● EXTRACT
---*---
# Marvel Mystery Oil



## Beardog (Aug 11, 2012)

Anyone using it in gas engines (4 and 2 stroke). Thinking of starting to use in my 'stuff'. Anyone using it? Any opinions?


----------



## fossil (Aug 11, 2012)

I'll pass.

http://www.skepdic.com/slick50.html


----------



## Sprinter (Aug 11, 2012)

fossil said:


> I'll pass.
> 
> http://www.skepdic.com/slick50.html


Sometimes an owner's manual will even tell you not to use junk like that because it can do more harm than good. Snake oil from way back. My new ZTR mower specifically says not to use gasoline additives and the engine book says not to use oil additives.

I'd be willing to bet that the MSDS would say mineral spirits (like paint thinner or kerosene) and napthalene.. Those are both common chemicals used in additives. Some gas treatments use the same ingredients. Some even use alcohol, as if you need any more of that in your gas...


----------



## StihlHead (Aug 12, 2012)

I have never used it in anything, and I would never use it in a 2-stroke. There are better products for stabilizing gas, lubricating fuel pumps and cleaning fuel injectors IMO. If you have stickey rings in an older car, add tranny fluid to the oil and run it for a while before changing it. The detergent in there will help degunk the oil sump and sticky rings.

As for gas addatives, I always add StaBil to my off-road gas. Keeps the octane high and prevents phase separation. I run a gas line dryer/fuel injector cleaner 2x a year in my truck. Ethanol in gasoline likes to suck up water and phase separate. I do not use any oil addatives, but I did run Slick-50 in my truck after it was broken in. 175k miles later, the Tundra is still going strong.


----------



## simple.serf (Aug 12, 2012)

I run MMO in my Gravelys with the early T head engine only (pre 1954). They specifically call for an upper cylinder lube additive in manual on these motors and are extremely susceptible to sticking valves due to how hot they run. I have 3 gravelys with this motor, and I have tested (be it not in a laboratory environment)- additive vs non additive. The unit without the addititve had a stuck exhaust valve within 15 hours runtime. The '47 had no problems when running an additive.

They also do well on 100LL, but that is getting too hard to get for a working motor, and I suppose a 100:1 mix of gas and 2 stroke oil would work as well, however mmo is the only thing that I found that lists itself as an upper cylinder lube.

Understand that this is a special scenario and I wouldn't run it in any other IC engine I have, as they do not need it.


----------



## MasterMech (Aug 12, 2012)

Beardog said:


> Anyone using it in gas engines (4 and 2 stroke). Thinking of starting to use in my 'stuff'. Anyone using it? Any opinions?


 
Stuff has been around for generations. Waaaayyy back. Prob won't do any harm but also isn't necessary for engines built in the last 40 years.
---*---
● STORED DATA
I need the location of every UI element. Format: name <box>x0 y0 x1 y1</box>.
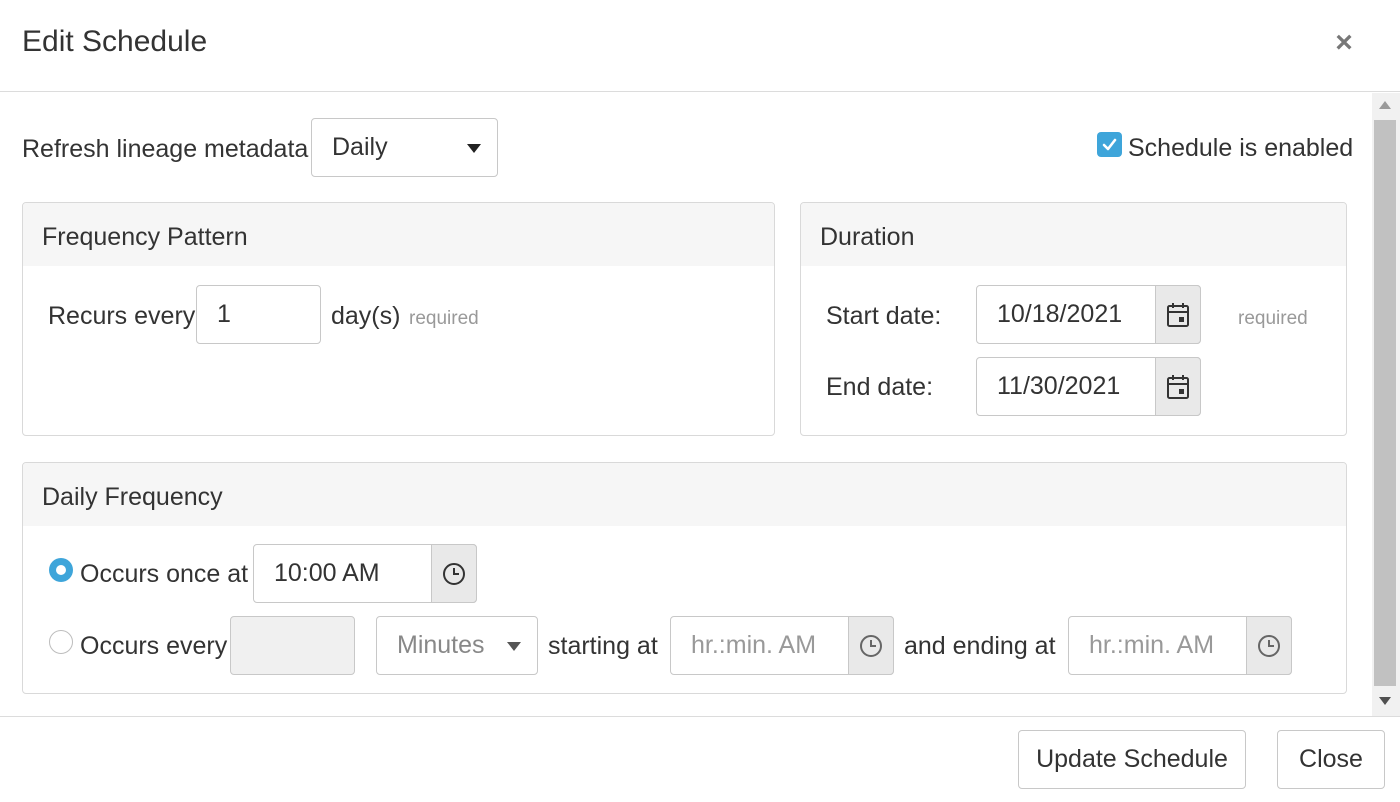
---*---
● WORK TO COMPLETE
1 - In the Marvel Mystery Oil thread, how soon did the Gravely run without the additive get a stuck exhaust valve?
2 - List the usernames of everyone who posted in the Marvel Mystery Oil thread.

● EXERCISE RESULTS
1 - Within 15 hours of runtime.

2 - Beardog, fossil, Sprinter, StihlHead, simple.serf, MasterMech